▸ WORK TO DO
Pull out each line of the data that includes the word "ylabel".

▸ RECORDS FOR THIS TASK
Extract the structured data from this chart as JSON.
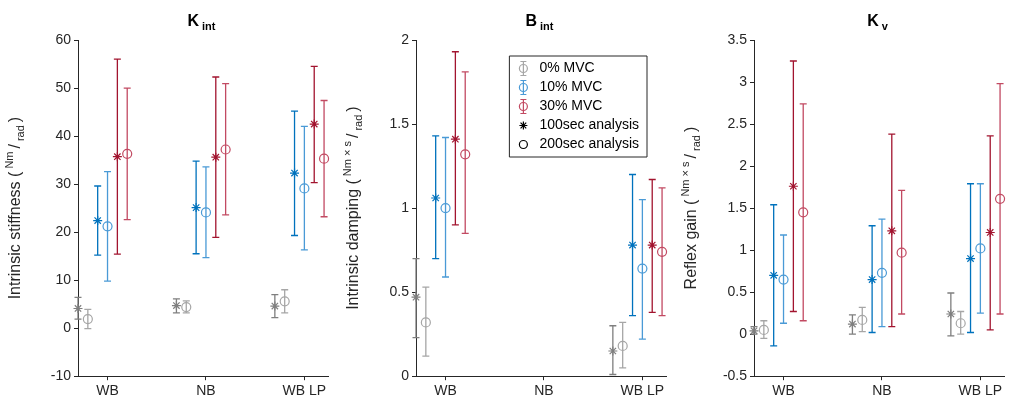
{
  "chart_data": [
    {
      "type": "scatter",
      "title": "K$_{int}$",
      "ylabel": "Intrinsic stiffness ($^{Nm}$/$_{rad}$)",
      "categories": [
        "WB",
        "NB",
        "WB LP"
      ],
      "ylim": [
        -10,
        60
      ],
      "yticks": [
        -10,
        0,
        10,
        20,
        30,
        40,
        50,
        60
      ],
      "grid": false,
      "legend": false,
      "series": [
        {
          "color": "#7f7f7f",
          "marker": "cross",
          "values": [
            4.1,
            4.7,
            4.6
          ],
          "errors": [
            [
              1.9,
              6.4
            ],
            [
              3.2,
              6.1
            ],
            [
              2.2,
              7.0
            ]
          ]
        },
        {
          "color": "#a6a6a6",
          "marker": "circle",
          "values": [
            1.9,
            4.4,
            5.6
          ],
          "errors": [
            [
              -0.1,
              3.9
            ],
            [
              3.2,
              5.7
            ],
            [
              3.2,
              8.0
            ]
          ]
        },
        {
          "color": "#0072bd",
          "marker": "cross",
          "values": [
            22.4,
            25.1,
            32.3
          ],
          "errors": [
            [
              15.2,
              29.6
            ],
            [
              15.5,
              34.8
            ],
            [
              19.3,
              45.2
            ]
          ]
        },
        {
          "color": "#4a9ad6",
          "marker": "circle",
          "values": [
            21.2,
            24.1,
            29.1
          ],
          "errors": [
            [
              9.8,
              32.6
            ],
            [
              14.7,
              33.6
            ],
            [
              16.3,
              42.0
            ]
          ]
        },
        {
          "color": "#a2142f",
          "marker": "cross",
          "values": [
            35.7,
            35.6,
            42.5
          ],
          "errors": [
            [
              15.4,
              56.0
            ],
            [
              18.9,
              52.3
            ],
            [
              30.3,
              54.5
            ]
          ]
        },
        {
          "color": "#c24a62",
          "marker": "circle",
          "values": [
            36.3,
            37.2,
            35.3
          ],
          "errors": [
            [
              22.6,
              50.0
            ],
            [
              23.6,
              50.9
            ],
            [
              23.2,
              47.4
            ]
          ]
        }
      ]
    },
    {
      "type": "scatter",
      "title": "B$_{int}$",
      "ylabel": "Intrinsic damping ($^{Nm × s}$/$_{rad}$)",
      "categories": [
        "WB",
        "NB",
        "WB LP"
      ],
      "ylim": [
        0,
        2
      ],
      "yticks": [
        0,
        0.5,
        1,
        1.5,
        2
      ],
      "grid": false,
      "legend": "top right",
      "series": [
        {
          "color": "#7f7f7f",
          "marker": "cross",
          "values": [
            0.47,
            null,
            0.15
          ],
          "errors": [
            [
              0.23,
              0.7
            ],
            null,
            [
              0.01,
              0.3
            ]
          ]
        },
        {
          "name": "0% MVC",
          "color": "#a6a6a6",
          "marker": "circle",
          "values": [
            0.32,
            null,
            0.18
          ],
          "errors": [
            [
              0.12,
              0.53
            ],
            null,
            [
              0.05,
              0.32
            ]
          ]
        },
        {
          "color": "#0072bd",
          "marker": "cross",
          "values": [
            1.06,
            null,
            0.78
          ],
          "errors": [
            [
              0.7,
              1.43
            ],
            null,
            [
              0.36,
              1.2
            ]
          ]
        },
        {
          "name": "10% MVC",
          "color": "#4a9ad6",
          "marker": "circle",
          "values": [
            1.0,
            null,
            0.64
          ],
          "errors": [
            [
              0.59,
              1.42
            ],
            null,
            [
              0.22,
              1.05
            ]
          ]
        },
        {
          "color": "#a2142f",
          "marker": "cross",
          "values": [
            1.41,
            null,
            0.78
          ],
          "errors": [
            [
              0.9,
              1.93
            ],
            null,
            [
              0.38,
              1.17
            ]
          ]
        },
        {
          "name": "30% MVC",
          "color": "#c24a62",
          "marker": "circle",
          "values": [
            1.32,
            null,
            0.74
          ],
          "errors": [
            [
              0.85,
              1.81
            ],
            null,
            [
              0.36,
              1.12
            ]
          ]
        },
        {
          "name": "100sec analysis",
          "color": "#000000",
          "marker": "cross",
          "values": [
            null,
            null,
            null
          ]
        },
        {
          "name": "200sec analysis",
          "color": "#000000",
          "marker": "circle",
          "values": [
            null,
            null,
            null
          ]
        }
      ]
    },
    {
      "type": "scatter",
      "title": "K$_{v}$",
      "ylabel": "Reflex gain ($^{Nm × s}$/$_{rad}$)",
      "categories": [
        "WB",
        "NB",
        "WB LP"
      ],
      "ylim": [
        -0.5,
        3.5
      ],
      "yticks": [
        -0.5,
        0,
        0.5,
        1,
        1.5,
        2,
        2.5,
        3,
        3.5
      ],
      "grid": false,
      "legend": false,
      "series": [
        {
          "color": "#7f7f7f",
          "marker": "cross",
          "values": [
            0.04,
            0.12,
            0.24
          ],
          "errors": [
            [
              0.0,
              0.09
            ],
            [
              0.0,
              0.23
            ],
            [
              -0.02,
              0.49
            ]
          ]
        },
        {
          "color": "#a6a6a6",
          "marker": "circle",
          "values": [
            0.05,
            0.17,
            0.13
          ],
          "errors": [
            [
              -0.05,
              0.16
            ],
            [
              0.03,
              0.32
            ],
            [
              0.0,
              0.27
            ]
          ]
        },
        {
          "color": "#0072bd",
          "marker": "cross",
          "values": [
            0.7,
            0.65,
            0.9
          ],
          "errors": [
            [
              -0.14,
              1.54
            ],
            [
              0.02,
              1.29
            ],
            [
              0.02,
              1.79
            ]
          ]
        },
        {
          "color": "#4a9ad6",
          "marker": "circle",
          "values": [
            0.65,
            0.73,
            1.02
          ],
          "errors": [
            [
              0.13,
              1.18
            ],
            [
              0.09,
              1.37
            ],
            [
              0.25,
              1.79
            ]
          ]
        },
        {
          "color": "#a2142f",
          "marker": "cross",
          "values": [
            1.76,
            1.23,
            1.21
          ],
          "errors": [
            [
              0.27,
              3.25
            ],
            [
              0.09,
              2.38
            ],
            [
              0.05,
              2.36
            ]
          ]
        },
        {
          "color": "#c24a62",
          "marker": "circle",
          "values": [
            1.45,
            0.97,
            1.61
          ],
          "errors": [
            [
              0.16,
              2.74
            ],
            [
              0.24,
              1.71
            ],
            [
              0.24,
              2.98
            ]
          ]
        }
      ]
    }
  ]
}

▸ TASK RESPONSE
      "ylabel": "Intrinsic stiffness ($^{Nm}$/$_{rad}$)",
      "ylabel": "Intrinsic damping ($^{Nm × s}$/$_{rad}$)",
      "ylabel": "Reflex gain ($^{Nm × s}$/$_{rad}$)",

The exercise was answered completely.